[Record set start]

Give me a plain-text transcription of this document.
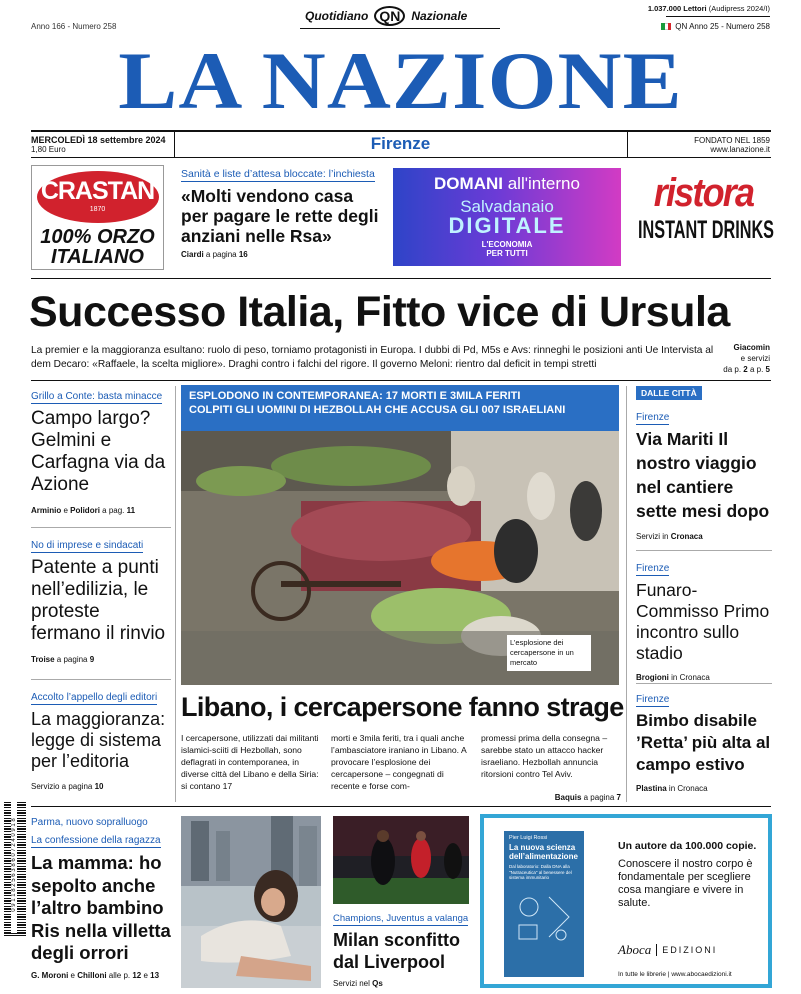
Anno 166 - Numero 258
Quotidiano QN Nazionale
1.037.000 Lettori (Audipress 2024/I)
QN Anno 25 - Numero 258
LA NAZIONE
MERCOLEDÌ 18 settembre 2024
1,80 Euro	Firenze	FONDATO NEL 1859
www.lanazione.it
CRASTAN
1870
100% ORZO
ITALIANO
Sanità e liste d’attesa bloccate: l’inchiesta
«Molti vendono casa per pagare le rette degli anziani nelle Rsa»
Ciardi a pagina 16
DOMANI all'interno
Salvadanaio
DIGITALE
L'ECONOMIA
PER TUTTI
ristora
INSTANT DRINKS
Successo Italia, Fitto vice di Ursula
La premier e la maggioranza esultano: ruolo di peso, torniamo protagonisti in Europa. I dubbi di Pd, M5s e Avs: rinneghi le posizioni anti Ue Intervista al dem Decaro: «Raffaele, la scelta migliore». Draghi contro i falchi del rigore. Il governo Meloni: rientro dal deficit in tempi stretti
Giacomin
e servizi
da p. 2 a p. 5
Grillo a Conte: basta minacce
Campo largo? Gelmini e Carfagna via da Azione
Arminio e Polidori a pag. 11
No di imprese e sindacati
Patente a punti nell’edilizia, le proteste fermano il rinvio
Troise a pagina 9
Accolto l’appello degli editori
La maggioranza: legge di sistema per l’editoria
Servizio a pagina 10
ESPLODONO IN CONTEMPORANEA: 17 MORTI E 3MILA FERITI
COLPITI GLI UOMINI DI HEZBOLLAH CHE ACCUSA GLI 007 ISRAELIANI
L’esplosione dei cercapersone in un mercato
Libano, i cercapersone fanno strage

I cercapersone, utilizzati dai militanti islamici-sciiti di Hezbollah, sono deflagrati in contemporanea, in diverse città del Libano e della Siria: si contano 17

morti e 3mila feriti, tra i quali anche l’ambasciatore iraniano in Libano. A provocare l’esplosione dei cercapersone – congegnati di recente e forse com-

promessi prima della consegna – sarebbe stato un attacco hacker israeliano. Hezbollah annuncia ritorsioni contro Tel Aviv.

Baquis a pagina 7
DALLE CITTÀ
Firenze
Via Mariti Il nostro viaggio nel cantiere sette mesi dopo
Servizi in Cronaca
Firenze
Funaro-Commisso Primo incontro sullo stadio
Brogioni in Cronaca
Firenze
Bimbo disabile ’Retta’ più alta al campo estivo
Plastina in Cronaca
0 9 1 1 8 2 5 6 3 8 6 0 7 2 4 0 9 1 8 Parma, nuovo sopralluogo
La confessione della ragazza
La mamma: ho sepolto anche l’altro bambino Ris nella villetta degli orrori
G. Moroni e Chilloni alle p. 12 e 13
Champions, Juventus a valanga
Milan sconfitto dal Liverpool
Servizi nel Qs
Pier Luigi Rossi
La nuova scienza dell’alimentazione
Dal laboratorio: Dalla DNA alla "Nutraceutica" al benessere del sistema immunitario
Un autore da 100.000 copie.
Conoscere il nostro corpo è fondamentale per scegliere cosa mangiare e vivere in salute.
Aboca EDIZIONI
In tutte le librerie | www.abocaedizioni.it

[Record set end]

Search the lines above for the string "maggioranza", then show every one that has it.

- [Result of the task]:
La premier e la maggioranza esultano: ruolo di peso, torniamo protagonisti in Europa. I dubbi di Pd, M5s e Avs: rinneghi le posizioni anti Ue Intervista al dem Decaro: «Raffaele, la scelta migliore». Draghi contro i falchi del rigore. Il governo Meloni: rientro dal deficit in tempi stretti
La maggioranza: legge di sistema per l’editoria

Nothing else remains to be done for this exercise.